- _The exercise_
Could you return, verbatim, the rows below that begin at the one containing "lightbulb-icon xyxy=(1351,75,1367,100)" and stop after the one containing "score-description: 40% eng"?

## start

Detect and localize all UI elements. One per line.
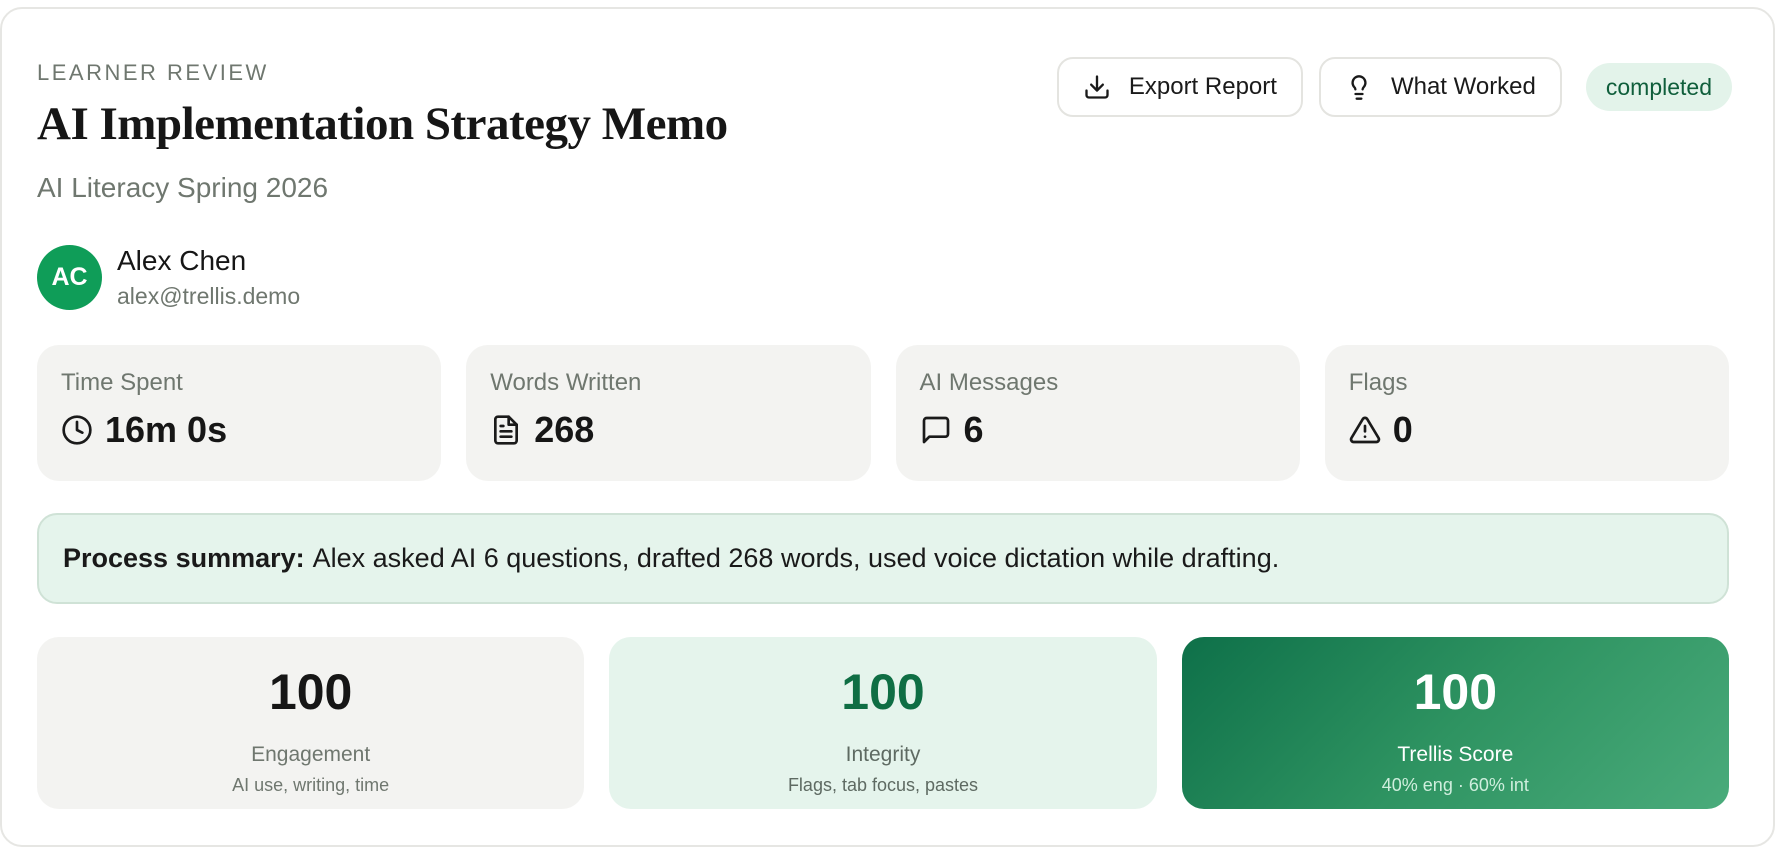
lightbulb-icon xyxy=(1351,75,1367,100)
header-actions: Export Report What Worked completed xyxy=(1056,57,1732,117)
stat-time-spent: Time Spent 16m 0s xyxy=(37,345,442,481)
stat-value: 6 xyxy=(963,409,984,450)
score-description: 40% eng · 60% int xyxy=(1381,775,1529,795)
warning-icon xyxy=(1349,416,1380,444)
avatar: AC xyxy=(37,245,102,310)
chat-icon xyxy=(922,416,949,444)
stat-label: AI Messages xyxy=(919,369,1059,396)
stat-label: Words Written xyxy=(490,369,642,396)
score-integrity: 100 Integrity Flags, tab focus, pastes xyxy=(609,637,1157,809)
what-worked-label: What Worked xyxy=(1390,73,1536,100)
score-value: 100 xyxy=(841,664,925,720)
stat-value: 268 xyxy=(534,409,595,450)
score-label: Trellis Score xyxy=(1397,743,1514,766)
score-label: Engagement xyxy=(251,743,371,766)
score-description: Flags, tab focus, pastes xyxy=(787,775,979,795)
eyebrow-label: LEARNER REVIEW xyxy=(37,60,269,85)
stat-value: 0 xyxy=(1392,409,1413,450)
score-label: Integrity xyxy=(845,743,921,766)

## end

- _Worked solution_
lightbulb-icon xyxy=(1351,75,1367,100)
header-actions: Export Report What Worked completed xyxy=(1056,57,1732,117)
stat-time-spent: Time Spent 16m 0s xyxy=(37,345,442,481)
stat-value: 6 xyxy=(963,409,984,450)
score-description: 40% eng · 60% int xyxy=(1381,775,1529,795)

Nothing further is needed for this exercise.